--- EXTRACTED MATERIAL ---
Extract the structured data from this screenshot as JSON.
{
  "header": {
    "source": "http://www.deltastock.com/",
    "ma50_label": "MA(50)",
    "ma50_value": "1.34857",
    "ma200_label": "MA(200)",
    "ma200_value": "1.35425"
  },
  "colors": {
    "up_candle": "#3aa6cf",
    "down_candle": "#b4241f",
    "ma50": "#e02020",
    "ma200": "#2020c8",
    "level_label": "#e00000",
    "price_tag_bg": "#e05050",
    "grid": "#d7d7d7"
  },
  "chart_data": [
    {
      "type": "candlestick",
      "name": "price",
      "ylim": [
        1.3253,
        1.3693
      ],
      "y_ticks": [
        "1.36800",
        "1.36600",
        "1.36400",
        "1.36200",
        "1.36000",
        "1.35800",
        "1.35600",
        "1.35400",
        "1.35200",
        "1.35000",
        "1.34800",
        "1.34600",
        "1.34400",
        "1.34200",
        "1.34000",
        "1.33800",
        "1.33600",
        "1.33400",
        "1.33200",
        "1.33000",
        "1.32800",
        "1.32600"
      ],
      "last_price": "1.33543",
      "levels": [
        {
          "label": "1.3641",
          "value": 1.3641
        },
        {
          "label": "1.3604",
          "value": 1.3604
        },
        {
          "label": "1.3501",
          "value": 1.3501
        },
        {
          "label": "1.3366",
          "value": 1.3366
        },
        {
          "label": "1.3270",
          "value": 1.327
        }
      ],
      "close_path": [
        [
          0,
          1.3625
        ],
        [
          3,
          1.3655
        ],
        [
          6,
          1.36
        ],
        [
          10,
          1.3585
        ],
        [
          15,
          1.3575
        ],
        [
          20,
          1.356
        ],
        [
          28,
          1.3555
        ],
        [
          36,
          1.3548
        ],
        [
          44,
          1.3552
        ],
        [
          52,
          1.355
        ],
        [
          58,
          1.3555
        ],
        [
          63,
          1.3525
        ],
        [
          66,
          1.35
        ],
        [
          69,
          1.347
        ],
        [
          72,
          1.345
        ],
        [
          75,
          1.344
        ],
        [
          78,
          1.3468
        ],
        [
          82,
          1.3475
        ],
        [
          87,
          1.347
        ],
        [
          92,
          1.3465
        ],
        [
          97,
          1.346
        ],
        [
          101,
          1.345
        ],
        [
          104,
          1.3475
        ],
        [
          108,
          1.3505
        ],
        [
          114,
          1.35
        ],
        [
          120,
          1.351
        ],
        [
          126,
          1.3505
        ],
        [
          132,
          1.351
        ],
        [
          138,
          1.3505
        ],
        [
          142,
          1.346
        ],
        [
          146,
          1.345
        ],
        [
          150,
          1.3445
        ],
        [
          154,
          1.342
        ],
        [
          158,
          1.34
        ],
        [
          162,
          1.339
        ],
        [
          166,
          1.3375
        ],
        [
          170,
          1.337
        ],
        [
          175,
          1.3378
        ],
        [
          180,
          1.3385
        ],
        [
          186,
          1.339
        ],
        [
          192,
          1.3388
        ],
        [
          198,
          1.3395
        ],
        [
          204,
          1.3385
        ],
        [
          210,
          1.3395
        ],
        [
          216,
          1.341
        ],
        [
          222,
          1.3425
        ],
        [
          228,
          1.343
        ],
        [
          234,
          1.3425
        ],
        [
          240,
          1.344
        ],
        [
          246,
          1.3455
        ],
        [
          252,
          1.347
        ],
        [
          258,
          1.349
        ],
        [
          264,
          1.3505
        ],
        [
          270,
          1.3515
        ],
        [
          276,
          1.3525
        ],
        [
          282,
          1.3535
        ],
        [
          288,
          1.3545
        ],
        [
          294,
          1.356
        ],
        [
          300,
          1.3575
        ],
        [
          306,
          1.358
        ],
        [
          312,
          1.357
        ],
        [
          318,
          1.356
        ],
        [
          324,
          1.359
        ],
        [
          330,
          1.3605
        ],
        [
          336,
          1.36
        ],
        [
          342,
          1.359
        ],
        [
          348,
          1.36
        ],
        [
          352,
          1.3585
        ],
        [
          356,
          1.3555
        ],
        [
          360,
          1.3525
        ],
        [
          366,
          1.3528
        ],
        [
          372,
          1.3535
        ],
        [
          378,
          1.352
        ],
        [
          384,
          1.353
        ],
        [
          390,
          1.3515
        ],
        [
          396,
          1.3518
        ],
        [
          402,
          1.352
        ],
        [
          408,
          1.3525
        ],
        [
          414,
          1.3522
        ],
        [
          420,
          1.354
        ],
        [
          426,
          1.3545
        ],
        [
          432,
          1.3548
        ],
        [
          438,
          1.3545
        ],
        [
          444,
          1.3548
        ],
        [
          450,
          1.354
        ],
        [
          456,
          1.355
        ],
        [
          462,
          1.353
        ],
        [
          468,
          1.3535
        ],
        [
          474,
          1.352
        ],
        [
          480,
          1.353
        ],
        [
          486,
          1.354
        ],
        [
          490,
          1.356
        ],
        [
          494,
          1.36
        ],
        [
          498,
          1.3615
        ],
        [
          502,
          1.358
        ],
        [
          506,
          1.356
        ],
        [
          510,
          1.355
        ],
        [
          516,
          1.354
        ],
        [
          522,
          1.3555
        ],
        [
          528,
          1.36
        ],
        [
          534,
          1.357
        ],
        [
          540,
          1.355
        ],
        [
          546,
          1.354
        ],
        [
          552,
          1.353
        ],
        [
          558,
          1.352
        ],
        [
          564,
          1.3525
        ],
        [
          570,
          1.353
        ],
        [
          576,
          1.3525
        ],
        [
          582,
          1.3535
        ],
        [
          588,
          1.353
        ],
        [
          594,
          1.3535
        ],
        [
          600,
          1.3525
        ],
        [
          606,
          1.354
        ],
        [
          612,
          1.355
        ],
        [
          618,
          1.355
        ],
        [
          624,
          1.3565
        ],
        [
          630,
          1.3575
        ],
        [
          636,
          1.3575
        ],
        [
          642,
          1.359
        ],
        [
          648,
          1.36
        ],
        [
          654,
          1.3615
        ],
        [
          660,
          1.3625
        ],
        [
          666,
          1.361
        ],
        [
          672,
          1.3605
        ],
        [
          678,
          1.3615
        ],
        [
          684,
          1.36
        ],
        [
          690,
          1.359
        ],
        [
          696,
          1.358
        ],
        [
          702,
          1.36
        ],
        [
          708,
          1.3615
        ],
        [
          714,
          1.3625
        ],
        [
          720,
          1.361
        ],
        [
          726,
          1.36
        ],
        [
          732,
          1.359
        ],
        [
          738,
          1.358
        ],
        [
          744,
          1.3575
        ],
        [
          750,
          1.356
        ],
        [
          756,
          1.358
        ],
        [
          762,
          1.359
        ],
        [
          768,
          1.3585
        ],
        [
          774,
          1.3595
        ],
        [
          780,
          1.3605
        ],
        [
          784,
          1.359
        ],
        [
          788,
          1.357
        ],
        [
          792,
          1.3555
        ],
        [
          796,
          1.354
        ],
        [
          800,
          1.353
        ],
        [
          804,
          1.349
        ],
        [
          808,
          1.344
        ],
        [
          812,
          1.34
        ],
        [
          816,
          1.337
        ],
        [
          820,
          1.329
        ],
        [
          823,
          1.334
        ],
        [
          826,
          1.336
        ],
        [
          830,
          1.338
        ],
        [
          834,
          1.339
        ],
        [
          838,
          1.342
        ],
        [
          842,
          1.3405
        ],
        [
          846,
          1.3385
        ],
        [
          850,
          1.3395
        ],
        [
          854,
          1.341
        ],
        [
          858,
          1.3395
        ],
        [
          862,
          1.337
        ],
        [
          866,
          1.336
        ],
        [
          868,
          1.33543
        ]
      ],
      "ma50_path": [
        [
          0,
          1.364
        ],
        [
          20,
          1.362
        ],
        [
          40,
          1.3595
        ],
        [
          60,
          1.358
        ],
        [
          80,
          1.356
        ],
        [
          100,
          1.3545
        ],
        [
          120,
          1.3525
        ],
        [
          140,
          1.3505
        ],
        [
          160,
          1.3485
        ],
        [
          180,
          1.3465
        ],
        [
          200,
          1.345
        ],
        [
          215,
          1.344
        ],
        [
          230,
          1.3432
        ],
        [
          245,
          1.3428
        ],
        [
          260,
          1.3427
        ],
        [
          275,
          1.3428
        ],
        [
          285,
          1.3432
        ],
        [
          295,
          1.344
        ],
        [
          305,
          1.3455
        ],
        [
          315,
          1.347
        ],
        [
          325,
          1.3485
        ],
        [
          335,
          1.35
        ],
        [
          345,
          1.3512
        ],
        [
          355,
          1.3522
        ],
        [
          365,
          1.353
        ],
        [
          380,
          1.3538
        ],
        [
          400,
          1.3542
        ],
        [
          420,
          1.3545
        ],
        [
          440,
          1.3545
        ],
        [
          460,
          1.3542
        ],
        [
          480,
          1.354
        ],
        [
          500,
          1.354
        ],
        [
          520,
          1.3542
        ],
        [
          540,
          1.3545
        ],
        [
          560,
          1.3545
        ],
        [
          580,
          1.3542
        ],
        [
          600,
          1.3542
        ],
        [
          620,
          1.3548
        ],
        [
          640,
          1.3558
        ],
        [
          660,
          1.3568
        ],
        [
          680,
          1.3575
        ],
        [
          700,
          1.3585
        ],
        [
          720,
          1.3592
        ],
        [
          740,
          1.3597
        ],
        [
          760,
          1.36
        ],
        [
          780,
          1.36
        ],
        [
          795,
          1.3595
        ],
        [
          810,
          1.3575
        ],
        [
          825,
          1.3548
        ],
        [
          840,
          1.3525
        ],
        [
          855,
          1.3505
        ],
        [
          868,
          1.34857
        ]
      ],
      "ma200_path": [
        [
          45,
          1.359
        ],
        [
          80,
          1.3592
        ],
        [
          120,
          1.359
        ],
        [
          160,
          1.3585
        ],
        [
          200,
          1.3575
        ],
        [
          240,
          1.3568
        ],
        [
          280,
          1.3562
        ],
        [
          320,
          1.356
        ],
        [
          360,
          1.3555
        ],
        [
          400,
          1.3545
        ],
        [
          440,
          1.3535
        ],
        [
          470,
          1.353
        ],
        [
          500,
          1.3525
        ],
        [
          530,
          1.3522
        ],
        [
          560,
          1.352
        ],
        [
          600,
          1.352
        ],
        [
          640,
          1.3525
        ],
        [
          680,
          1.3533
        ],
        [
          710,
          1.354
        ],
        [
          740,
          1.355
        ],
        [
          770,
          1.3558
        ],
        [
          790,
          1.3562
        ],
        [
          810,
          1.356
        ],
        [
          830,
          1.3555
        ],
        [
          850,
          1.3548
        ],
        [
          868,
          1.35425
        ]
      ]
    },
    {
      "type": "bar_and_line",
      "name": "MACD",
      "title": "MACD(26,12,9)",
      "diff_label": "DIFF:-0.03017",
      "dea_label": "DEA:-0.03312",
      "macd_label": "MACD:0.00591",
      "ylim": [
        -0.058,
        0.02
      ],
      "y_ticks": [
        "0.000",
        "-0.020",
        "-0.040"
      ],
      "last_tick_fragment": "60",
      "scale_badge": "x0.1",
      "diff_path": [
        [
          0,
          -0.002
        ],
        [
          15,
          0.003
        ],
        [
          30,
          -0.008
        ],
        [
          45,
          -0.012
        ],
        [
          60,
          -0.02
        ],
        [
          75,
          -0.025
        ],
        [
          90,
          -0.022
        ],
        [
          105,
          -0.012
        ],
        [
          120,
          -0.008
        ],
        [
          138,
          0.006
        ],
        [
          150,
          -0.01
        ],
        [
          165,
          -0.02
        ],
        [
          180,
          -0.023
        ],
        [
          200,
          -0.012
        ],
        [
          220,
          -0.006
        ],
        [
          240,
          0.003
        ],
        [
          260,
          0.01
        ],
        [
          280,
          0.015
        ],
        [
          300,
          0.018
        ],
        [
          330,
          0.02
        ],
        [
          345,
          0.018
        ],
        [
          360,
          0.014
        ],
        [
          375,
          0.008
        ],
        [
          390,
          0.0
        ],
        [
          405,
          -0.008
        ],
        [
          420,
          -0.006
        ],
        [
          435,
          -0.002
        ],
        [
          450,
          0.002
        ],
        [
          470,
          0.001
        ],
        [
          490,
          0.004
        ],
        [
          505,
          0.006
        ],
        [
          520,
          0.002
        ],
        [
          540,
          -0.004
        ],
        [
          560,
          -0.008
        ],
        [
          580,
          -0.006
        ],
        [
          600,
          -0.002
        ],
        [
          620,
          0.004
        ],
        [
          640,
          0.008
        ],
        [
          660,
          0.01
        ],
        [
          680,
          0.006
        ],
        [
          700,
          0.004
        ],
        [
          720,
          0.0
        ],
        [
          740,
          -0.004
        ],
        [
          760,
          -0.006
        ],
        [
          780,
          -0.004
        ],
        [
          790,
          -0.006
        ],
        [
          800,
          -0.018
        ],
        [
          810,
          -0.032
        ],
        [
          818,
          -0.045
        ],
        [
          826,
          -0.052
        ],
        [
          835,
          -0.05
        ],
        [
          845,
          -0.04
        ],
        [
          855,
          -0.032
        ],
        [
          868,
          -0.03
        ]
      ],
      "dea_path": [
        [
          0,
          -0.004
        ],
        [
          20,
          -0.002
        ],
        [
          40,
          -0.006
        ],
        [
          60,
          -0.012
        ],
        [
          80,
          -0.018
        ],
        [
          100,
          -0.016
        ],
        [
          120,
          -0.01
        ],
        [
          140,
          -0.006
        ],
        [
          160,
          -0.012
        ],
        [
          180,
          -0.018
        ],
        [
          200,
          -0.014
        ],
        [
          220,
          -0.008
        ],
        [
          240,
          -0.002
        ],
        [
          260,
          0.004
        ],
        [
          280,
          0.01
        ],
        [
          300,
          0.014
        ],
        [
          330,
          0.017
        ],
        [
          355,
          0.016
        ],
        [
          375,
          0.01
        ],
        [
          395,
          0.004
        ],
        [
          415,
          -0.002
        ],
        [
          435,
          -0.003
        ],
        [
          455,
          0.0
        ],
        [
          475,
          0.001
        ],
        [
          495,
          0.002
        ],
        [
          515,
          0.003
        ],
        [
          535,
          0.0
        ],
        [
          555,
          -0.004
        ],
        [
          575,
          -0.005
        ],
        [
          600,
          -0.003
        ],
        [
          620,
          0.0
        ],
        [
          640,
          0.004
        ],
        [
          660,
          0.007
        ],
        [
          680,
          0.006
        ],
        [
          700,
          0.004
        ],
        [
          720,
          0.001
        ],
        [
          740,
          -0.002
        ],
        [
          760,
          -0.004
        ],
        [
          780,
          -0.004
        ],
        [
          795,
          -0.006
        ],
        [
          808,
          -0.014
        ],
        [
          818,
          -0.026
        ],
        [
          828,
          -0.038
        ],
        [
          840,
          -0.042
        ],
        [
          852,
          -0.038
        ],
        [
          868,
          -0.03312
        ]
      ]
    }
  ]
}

--- STATED TASK ---
All lines above with "MACD" in them should be returned.

--- SOLUTION FOR THIS PROBLEM ---
      "name": "MACD",
      "title": "MACD(26,12,9)",
      "macd_label": "MACD:0.00591",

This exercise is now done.